Stored data:

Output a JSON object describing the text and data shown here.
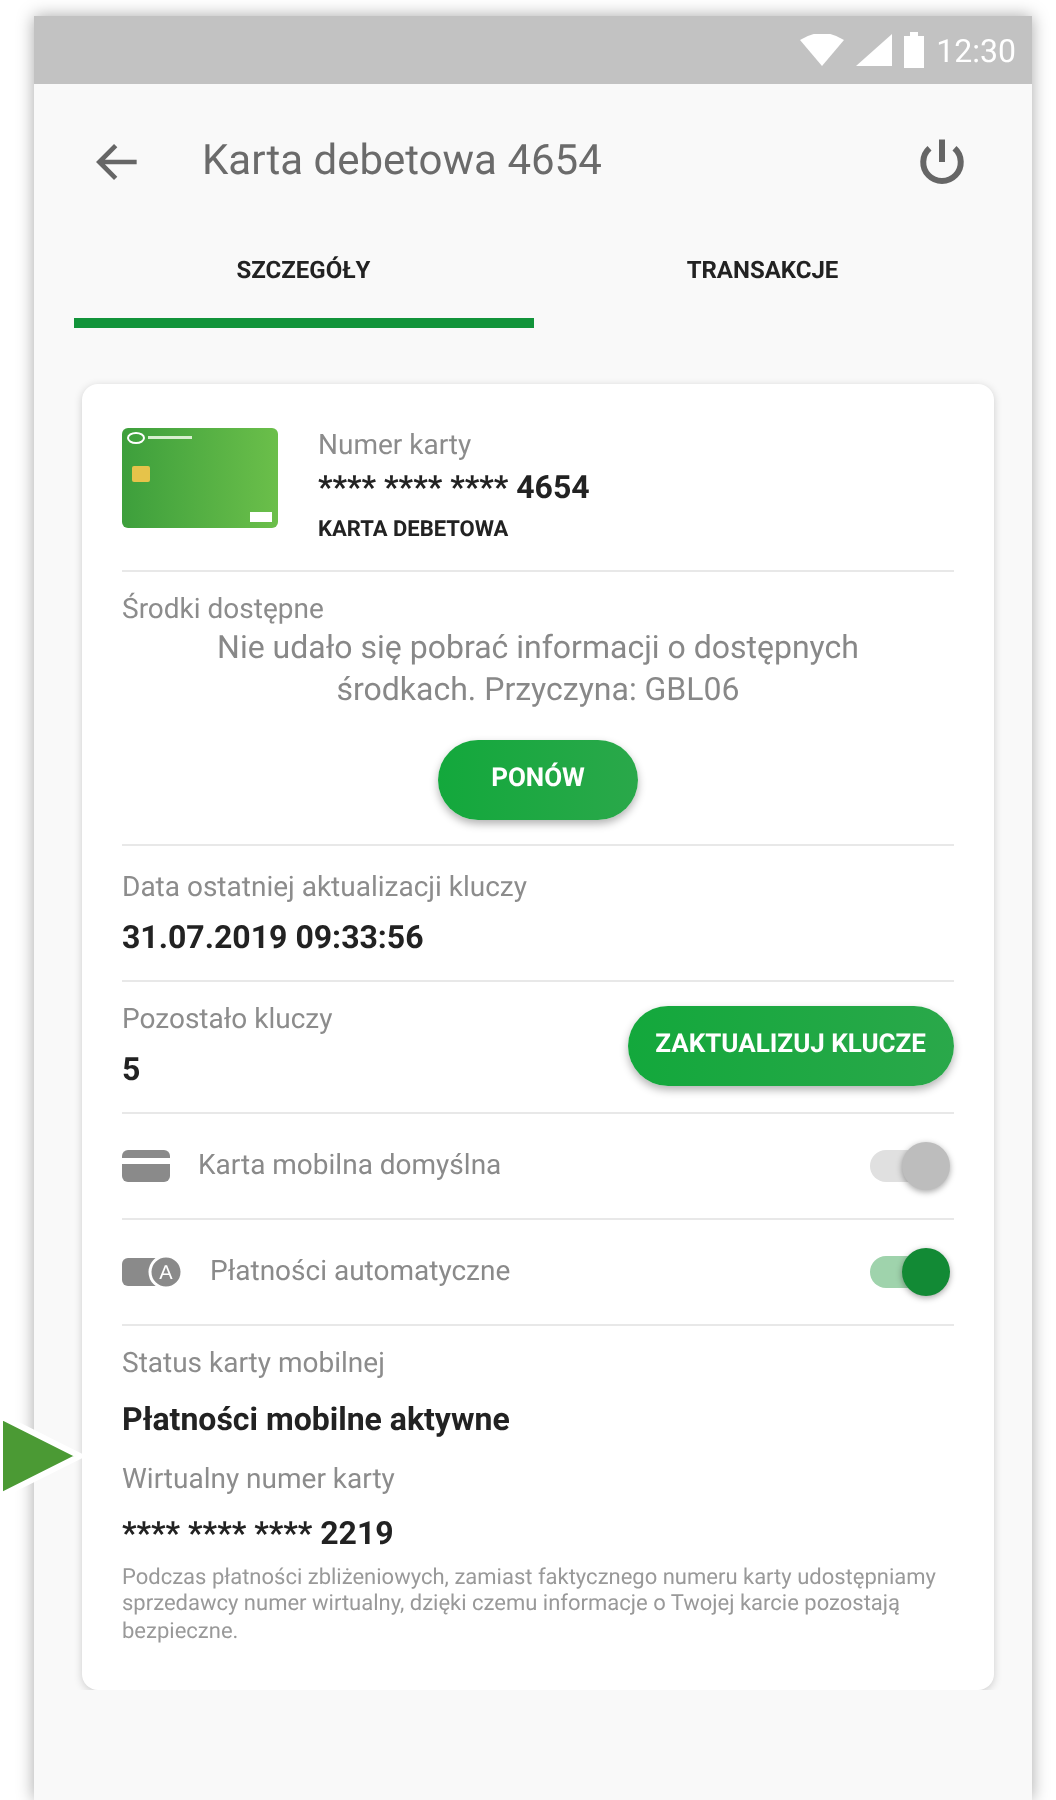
{
  "status_bar": {
    "time": "12:30"
  },
  "header": {
    "title": "Karta debetowa 4654"
  },
  "tabs": [
    {
      "label": "SZCZEGÓŁY",
      "selected": true
    },
    {
      "label": "TRANSAKCJE",
      "selected": false
    }
  ],
  "card": {
    "number_label": "Numer karty",
    "number": "**** **** **** 4654",
    "type": "KARTA DEBETOWA"
  },
  "funds": {
    "label": "Środki dostępne",
    "message": "Nie udało się pobrać informacji o dostępnych środkach. Przyczyna: GBL06",
    "retry_button": "PONÓW"
  },
  "keys": {
    "date_label": "Data ostatniej aktualizacji kluczy",
    "date": "31.07.2019 09:33:56",
    "remaining_label": "Pozostało kluczy",
    "remaining": "5",
    "update_button": "ZAKTUALIZUJ KLUCZE"
  },
  "toggles": [
    {
      "kind": "card",
      "label": "Karta mobilna domyślna",
      "on": true,
      "disabled": true
    },
    {
      "kind": "auto",
      "badge": "A",
      "label": "Płatności automatyczne",
      "on": true,
      "disabled": false
    }
  ],
  "mobile": {
    "status_label": "Status karty mobilnej",
    "status": "Płatności mobilne aktywne",
    "virtual_label": "Wirtualny numer karty",
    "virtual_number": "**** **** **** 2219",
    "note": "Podczas płatności zbliżeniowych, zamiast faktycznego numeru karty udostępniamy sprzedawcy numer wirtualny, dzięki czemu informacje o Twojej karcie pozostają bezpieczne."
  }
}
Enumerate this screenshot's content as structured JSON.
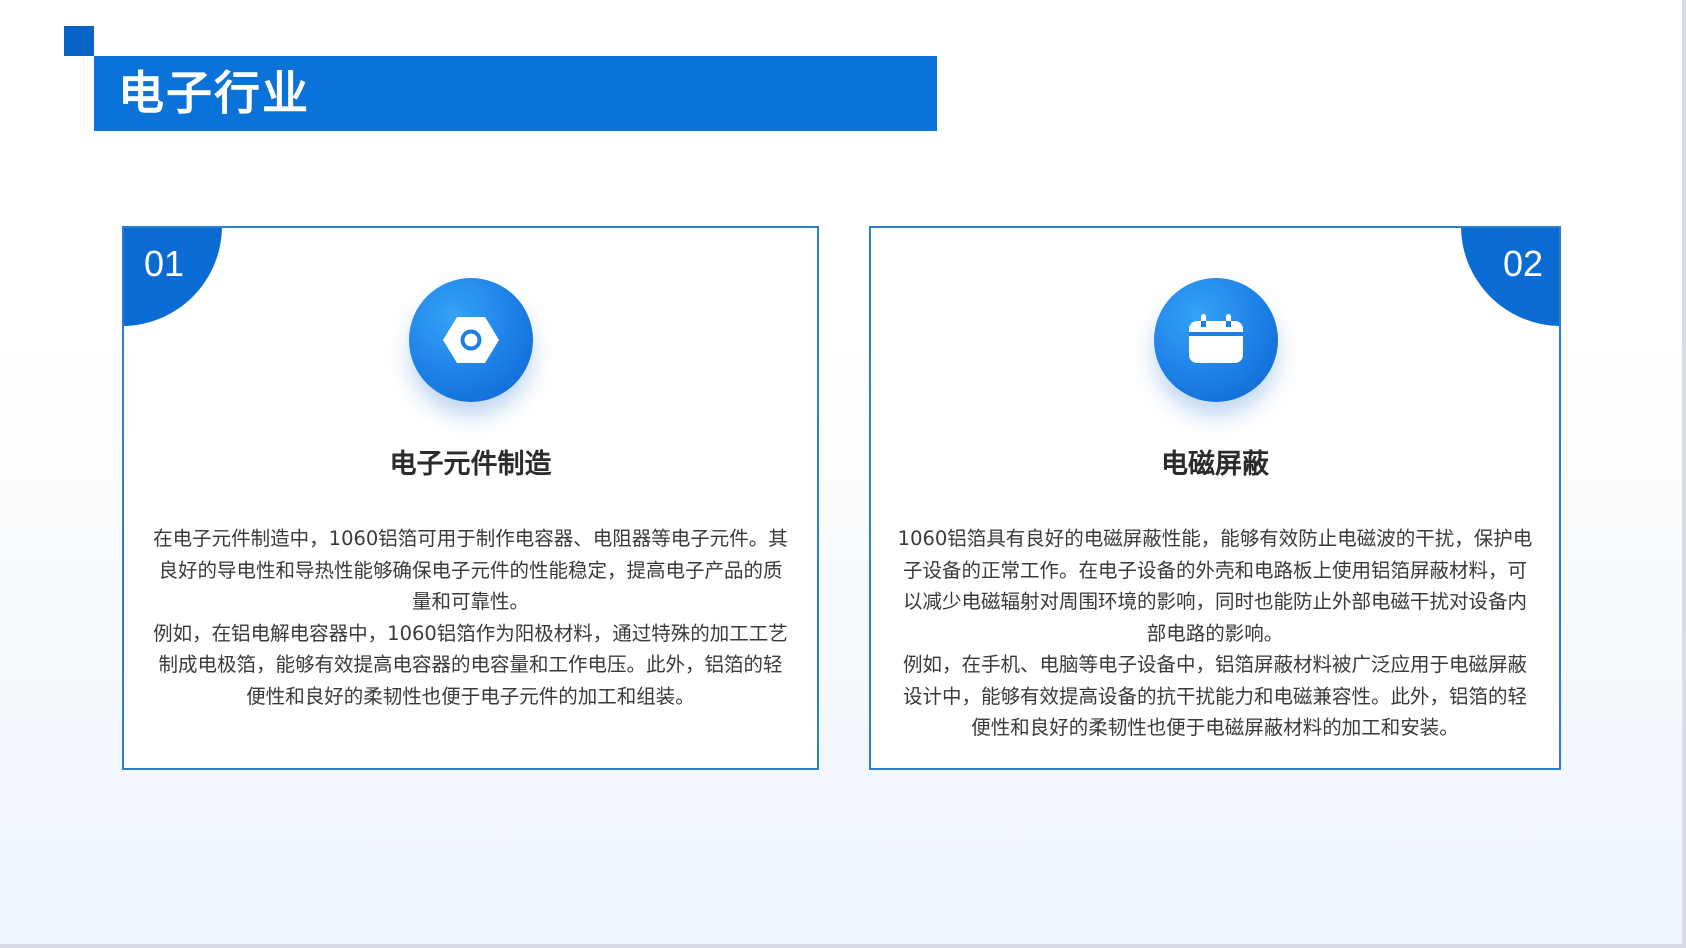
{
  "title": "电子行业",
  "cards": [
    {
      "number": "01",
      "icon": "hex-nut-icon",
      "heading": "电子元件制造",
      "paragraphs": [
        "在电子元件制造中，1060铝箔可用于制作电容器、电阻器等电子元件。其良好的导电性和导热性能够确保电子元件的性能稳定，提高电子产品的质量和可靠性。",
        "例如，在铝电解电容器中，1060铝箔作为阳极材料，通过特殊的加工工艺制成电极箔，能够有效提高电容器的电容量和工作电压。此外，铝箔的轻便性和良好的柔韧性也便于电子元件的加工和组装。"
      ]
    },
    {
      "number": "02",
      "icon": "calendar-icon",
      "heading": "电磁屏蔽",
      "paragraphs": [
        "1060铝箔具有良好的电磁屏蔽性能，能够有效防止电磁波的干扰，保护电子设备的正常工作。在电子设备的外壳和电路板上使用铝箔屏蔽材料，可以减少电磁辐射对周围环境的影响，同时也能防止外部电磁干扰对设备内部电路的影响。",
        "例如，在手机、电脑等电子设备中，铝箔屏蔽材料被广泛应用于电磁屏蔽设计中，能够有效提高设备的抗干扰能力和电磁兼容性。此外，铝箔的轻便性和良好的柔韧性也便于电磁屏蔽材料的加工和安装。"
      ]
    }
  ],
  "colors": {
    "accent": "#0a72d9",
    "accent_dark": "#0a64c8",
    "border": "#2a7fcf",
    "text": "#3a3a3a"
  }
}
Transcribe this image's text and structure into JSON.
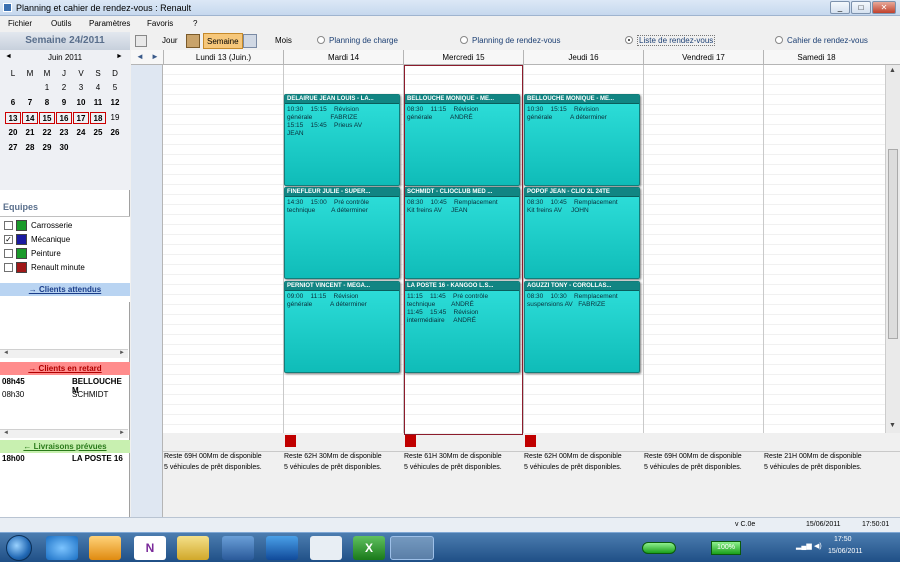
{
  "window": {
    "title": "Planning et cahier de rendez-vous : Renault",
    "btn_min": "_",
    "btn_max": "□",
    "btn_close": "✕"
  },
  "menu": [
    "Fichier",
    "Outils",
    "Paramètres",
    "Favoris",
    "?"
  ],
  "left": {
    "week_title": "Semaine 24/2011",
    "calendar": {
      "month": "Juin 2011",
      "prev": "◄",
      "next": "►",
      "dow": [
        "L",
        "M",
        "M",
        "J",
        "V",
        "S",
        "D"
      ],
      "weeks": [
        [
          "",
          "",
          "1",
          "2",
          "3",
          "4",
          "5"
        ],
        [
          "6",
          "7",
          "8",
          "9",
          "10",
          "11",
          "12"
        ],
        [
          "13",
          "14",
          "15",
          "16",
          "17",
          "18",
          "19"
        ],
        [
          "20",
          "21",
          "22",
          "23",
          "24",
          "25",
          "26"
        ],
        [
          "27",
          "28",
          "29",
          "30",
          "",
          "",
          ""
        ]
      ]
    },
    "equipes_title": "Equipes",
    "equipes": [
      {
        "label": "Carrosserie",
        "color": "#1a9a2a",
        "checked": ""
      },
      {
        "label": "Mécanique",
        "color": "#1a1aa0",
        "checked": "✓"
      },
      {
        "label": "Peinture",
        "color": "#1a9a2a",
        "checked": ""
      },
      {
        "label": "Renault minute",
        "color": "#a01818",
        "checked": ""
      }
    ],
    "clients_attendus": {
      "label": "→ Clients attendus",
      "color": "#b9d4f2"
    },
    "clients_retard": {
      "label": "→ Clients en retard",
      "color": "#ff8c8c",
      "rows": [
        {
          "time": "08h45",
          "name": "BELLOUCHE M"
        },
        {
          "time": "08h30",
          "name": "SCHMIDT"
        }
      ]
    },
    "livraisons": {
      "label": "← Livraisons prévues",
      "color": "#c8f0b0",
      "rows": [
        {
          "time": "18h00",
          "name": "LA POSTE 16"
        }
      ]
    },
    "scroll_left": "◄",
    "scroll_right": "►"
  },
  "toolbar": {
    "jour": "Jour",
    "semaine": "Semaine",
    "mois": "Mois",
    "views": [
      "Planning de charge",
      "Planning de rendez-vous",
      "Liste de rendez-vous",
      "Cahier de rendez-vous"
    ],
    "selected_view": "Liste de rendez-vous"
  },
  "nav": {
    "prev": "◄",
    "next": "►"
  },
  "days": [
    "Lundi 13 (Juin.)",
    "Mardi 14",
    "Mercredi 15",
    "Jeudi 16",
    "Vendredi 17",
    "Samedi 18"
  ],
  "appointments": [
    {
      "day": 1,
      "slot": 0,
      "title": "DELAIRUE JEAN LOUIS - LA...",
      "lines": [
        "10:30    15:15    Révision",
        "générale          FABRIZE",
        "15:15    15:45    Prieus AV",
        "JEAN"
      ]
    },
    {
      "day": 1,
      "slot": 1,
      "title": "FINEFLEUR JULIE - SUPER...",
      "lines": [
        "14:30    15:00    Pré contrôle",
        "technique         A déterminer"
      ]
    },
    {
      "day": 1,
      "slot": 2,
      "title": "PERNIOT VINCENT - MÉGA...",
      "lines": [
        "09:00    11:15    Révision",
        "générale          A déterminer"
      ]
    },
    {
      "day": 2,
      "slot": 0,
      "title": "BELLOUCHE MONIQUE - ME...",
      "lines": [
        "08:30    11:15    Révision",
        "générale          ANDRÉ"
      ]
    },
    {
      "day": 2,
      "slot": 1,
      "title": "SCHMIDT - CLIOCLUB MED ...",
      "lines": [
        "08:30    10:45    Remplacement",
        "Kit freins AV     JEAN"
      ]
    },
    {
      "day": 2,
      "slot": 2,
      "title": "LA POSTE 16 - KANGOO L.S...",
      "lines": [
        "11:15    11:45    Pré contrôle",
        "technique         ANDRÉ",
        "11:45    15:45    Révision",
        "intermédiaire     ANDRÉ"
      ]
    },
    {
      "day": 3,
      "slot": 0,
      "title": "BELLOUCHE MONIQUE - ME...",
      "lines": [
        "10:30    15:15    Révision",
        "générale          A déterminer"
      ]
    },
    {
      "day": 3,
      "slot": 1,
      "title": "POPOF JEAN - CLIO 2L 24TE",
      "lines": [
        "08:30    10:45    Remplacement",
        "Kit freins AV     JOHN"
      ]
    },
    {
      "day": 3,
      "slot": 2,
      "title": "AGUZZI TONY - COROLLAS...",
      "lines": [
        "08:30    10:30    Remplacement",
        "suspensions AV   FABRIZE"
      ]
    }
  ],
  "red_markers": [
    1,
    2,
    3
  ],
  "availability": [
    "Reste 69H 00Mm de disponible",
    "Reste 62H 30Mm de disponible",
    "Reste 61H 30Mm de disponible",
    "Reste 62H 00Mm de disponible",
    "Reste 69H 00Mm de disponible",
    "Reste 21H 00Mm de disponible"
  ],
  "vehicles": "5 véhicules de prêt disponibles.",
  "status": {
    "version": "v C.0e",
    "date": "15/06/2011",
    "time": "17:50:01"
  },
  "taskbar": {
    "battery": "100%",
    "clock_time": "17:50",
    "clock_date": "15/06/2011",
    "onenote": "N",
    "excel": "X"
  }
}
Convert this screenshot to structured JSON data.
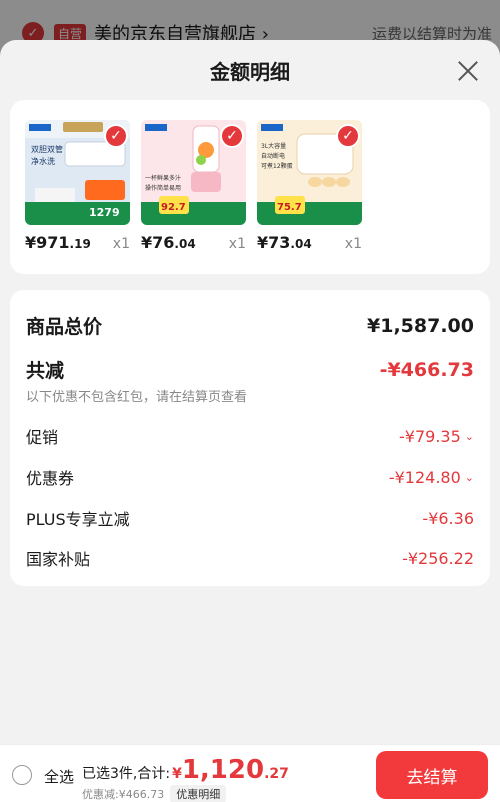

▶ WHAT THIS TASK INVOLVES
Pick out and copy the lines of the entries that hold the string "JEAN".

▶ SOLUTION TO THIS TASK
      "title": "DELAIRUE JEAN LOUIS - LA...",
        "JEAN"
        "Kit freins AV     JEAN"
      "title": "POPOF JEAN - CLIO 2L 24TE",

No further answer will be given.